What lines of the data include the string "господский"? Copy them all.

BEGIN Task material

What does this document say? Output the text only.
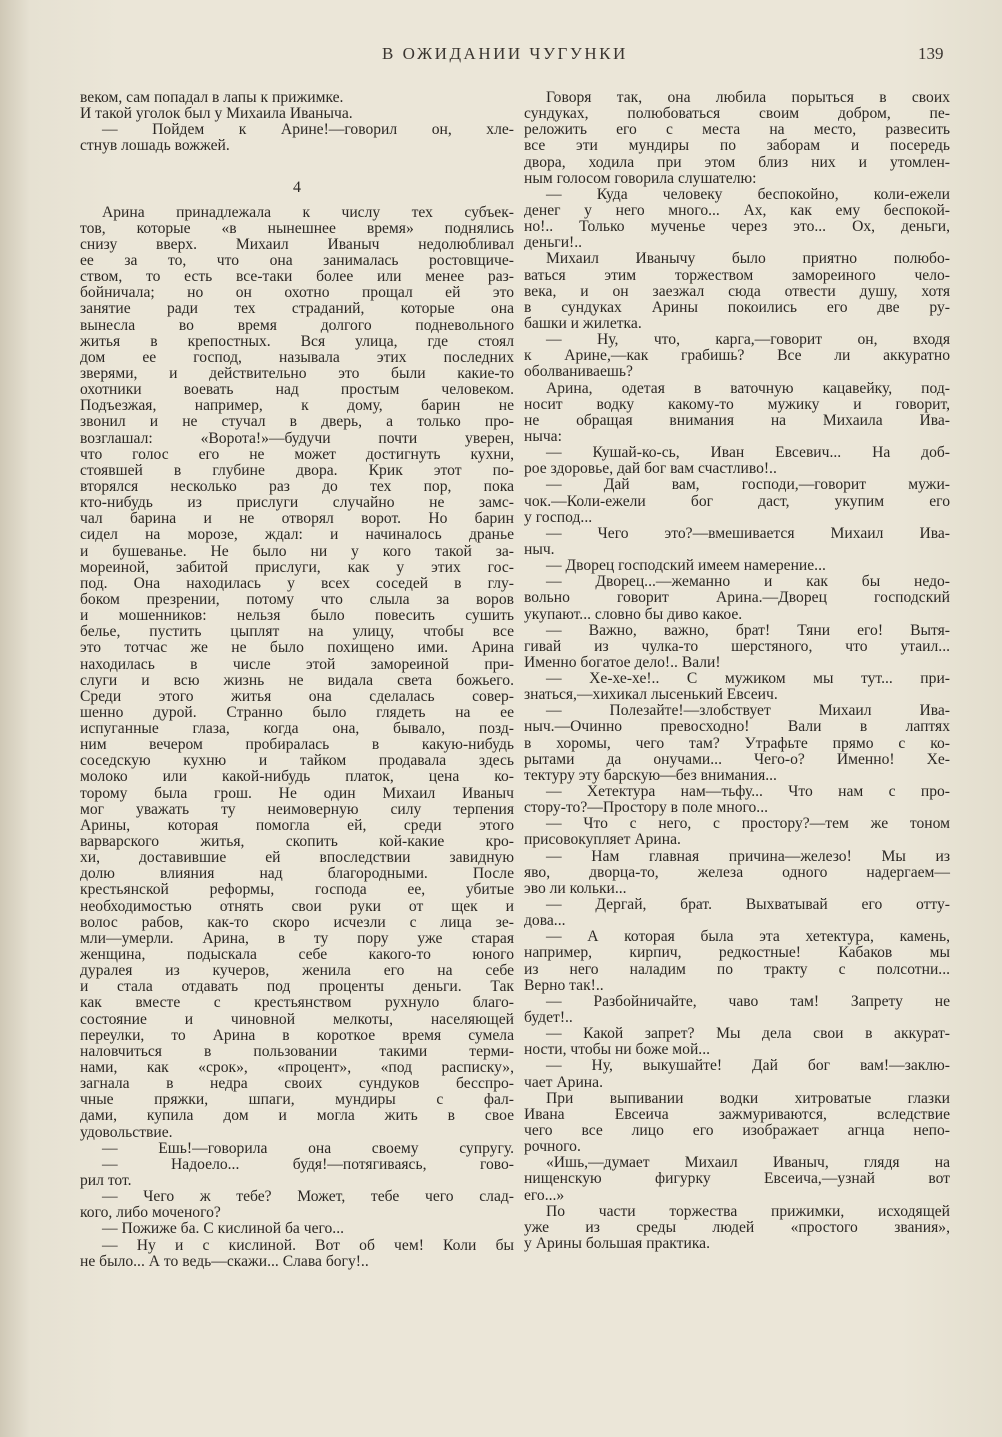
В ОЖИДАНИИ ЧУГУНКИ	139
веком, сам попадал в лапы к прижимке.
И такой уголок был у Михаила Иваныча.
— Пойдем к Арине!—говорил он, хле-
стнув лошадь вожжей.
4
Арина принадлежала к числу тех субъек-
тов, которые «в нынешнее время» поднялись
снизу вверх. Михаил Иваныч недолюбливал
ее за то, что она занималась ростовщиче-
ством, то есть все-таки более или менее раз-
бойничала; но он охотно прощал ей это
занятие ради тех страданий, которые она
вынесла во время долгого подневольного
житья в крепостных. Вся улица, где стоял
дом ее господ, называла этих последних
зверями, и действительно это были какие-то
охотники воевать над простым человеком.
Подъезжая, например, к дому, барин не
звонил и не стучал в дверь, а только про-
возглашал: «Ворота!»—будучи почти уверен,
что голос его не может достигнуть кухни,
стоявшей в глубине двора. Крик этот по-
вторялся несколько раз до тех пор, пока
кто-нибудь из прислуги случайно не замс-
чал барина и не отворял ворот. Но барин
сидел на морозе, ждал: и начиналось дранье
и бушеванье. Не было ни у кого такой за-
мореиной, забитой прислуги, как у этих гос-
под. Она находилась у всех соседей в глу-
боком презрении, потому что слыла за воров
и мошенников: нельзя было повесить сушить
белье, пустить цыплят на улицу, чтобы все
это тотчас же не было похищено ими. Арина
находилась в числе этой замореиной при-
слуги и всю жизнь не видала света божьего.
Среди этого житья она сделалась совер-
шенно дурой. Странно было глядеть на ее
испуганные глаза, когда она, бывало, позд-
ним вечером пробиралась в какую-нибудь
соседскую кухню и тайком продавала здесь
молоко или какой-нибудь платок, цена ко-
торому была грош. Не один Михаил Иваныч
мог уважать ту неимоверную силу терпения
Арины, которая помогла ей, среди этого
варварского житья, скопить кой-какие кро-
хи, доставившие ей впоследствии завидную
долю влияния над благородными. После
крестьянской реформы, господа ее, убитые
необходимостью отнять свои руки от щек и
волос рабов, как-то скоро исчезли с лица зе-
мли—умерли. Арина, в ту пору уже старая
женщина, подыскала себе какого-то юного
дуралея из кучеров, женила его на себе
и стала отдавать под проценты деньги. Так
как вместе с крестьянством рухнуло благо-
состояние и чиновной мелкоты, населяющей
переулки, то Арина в короткое время сумела
наловчиться в пользовании такими терми-
нами, как «срок», «процент», «под расписку»,
загнала в недра своих сундуков бесспро-
чные пряжки, шпаги, мундиры с фал-
дами, купила дом и могла жить в свое
удовольствие.
— Ешь!—говорила она своему супругу.
— Надоело... будя!—потягиваясь, гово-
рил тот.
— Чего ж тебе? Может, тебе чего слад-
кого, либо моченого?
— Пожиже ба. С кислиной ба чего...
— Ну и с кислиной. Вот об чем! Коли бы
не было... А то ведь—скажи... Слава богу!..
Говоря так, она любила порыться в своих
сундуках, полюбоваться своим добром, пе-
реложить его с места на место, развесить
все эти мундиры по заборам и посередь
двора, ходила при этом близ них и утомлен-
ным голосом говорила слушателю:
— Куда человеку беспокойно, коли-ежели
денег у него много... Ах, как ему беспокой-
но!.. Только мученье через это... Ох, деньги,
деньги!..
Михаил Иванычу было приятно полюбо-
ваться этим торжеством замореиного чело-
века, и он заезжал сюда отвести душу, хотя
в сундуках Арины покоились его две ру-
башки и жилетка.
— Ну, что, карга,—говорит он, входя
к Арине,—как грабишь? Все ли аккуратно
оболваниваешь?
Арина, одетая в ваточную кацавейку, под-
носит водку какому-то мужику и говорит,
не обращая внимания на Михаила Ива-
ныча:
— Кушай-ко-сь, Иван Евсевич... На доб-
рое здоровье, дай бог вам счастливо!..
— Дай вам, господи,—говорит мужи-
чок.—Коли-ежели бог даст, укупим его
у господ...
— Чего это?—вмешивается Михаил Ива-
ныч.
— Дворец господский имеем намерение...
— Дворец...—жеманно и как бы недо-
вольно говорит Арина.—Дворец господский
укупают... словно бы диво какое.
— Важно, важно, брат! Тяни его! Вытя-
гивай из чулка-то шерстяного, что утаил...
Именно богатое дело!.. Вали!
— Хе-хе-хе!.. С мужиком мы тут... при-
знаться,—хихикал лысенький Евсеич.
— Полезайте!—злобствует Михаил Ива-
ныч.—Очинно превосходно! Вали в лаптях
в хоромы, чего там? Утрафьте прямо с ко-
рытами да онучами... Чего-о? Именно! Хе-
тектуру эту барскую—без внимания...
— Хетектура нам—тьфу... Что нам с про-
стору-то?—Простору в поле много...
— Что с него, с простору?—тем же тоном
присовокупляет Арина.
— Нам главная причина—железо! Мы из
яво, дворца-то, железа одного надергаем—
эво ли кольки...
— Дергай, брат. Выхватывай его отту-
дова...
— А которая была эта хетектура, камень,
например, кирпич, редкостные! Кабаков мы
из него наладим по тракту с полсотни...
Верно так!..
— Разбойничайте, чаво там! Запрету не
будет!..
— Какой запрет? Мы дела свои в аккурат-
ности, чтобы ни боже мой...
— Ну, выкушайте! Дай бог вам!—заклю-
чает Арина.
При выпивании водки хитроватые глазки
Ивана Евсеича зажмуриваются, вследствие
чего все лицо его изображает агнца непо-
рочного.
«Ишь,—думает Михаил Иваныч, глядя на
нищенскую фигурку Евсеича,—узнай вот
его...»
По части торжества прижимки, исходящей
уже из среды людей «простого звания»,
у Арины большая практика.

END Task material

Correct answer
— Дворец господский имеем намерение...
вольно говорит Арина.—Дворец господский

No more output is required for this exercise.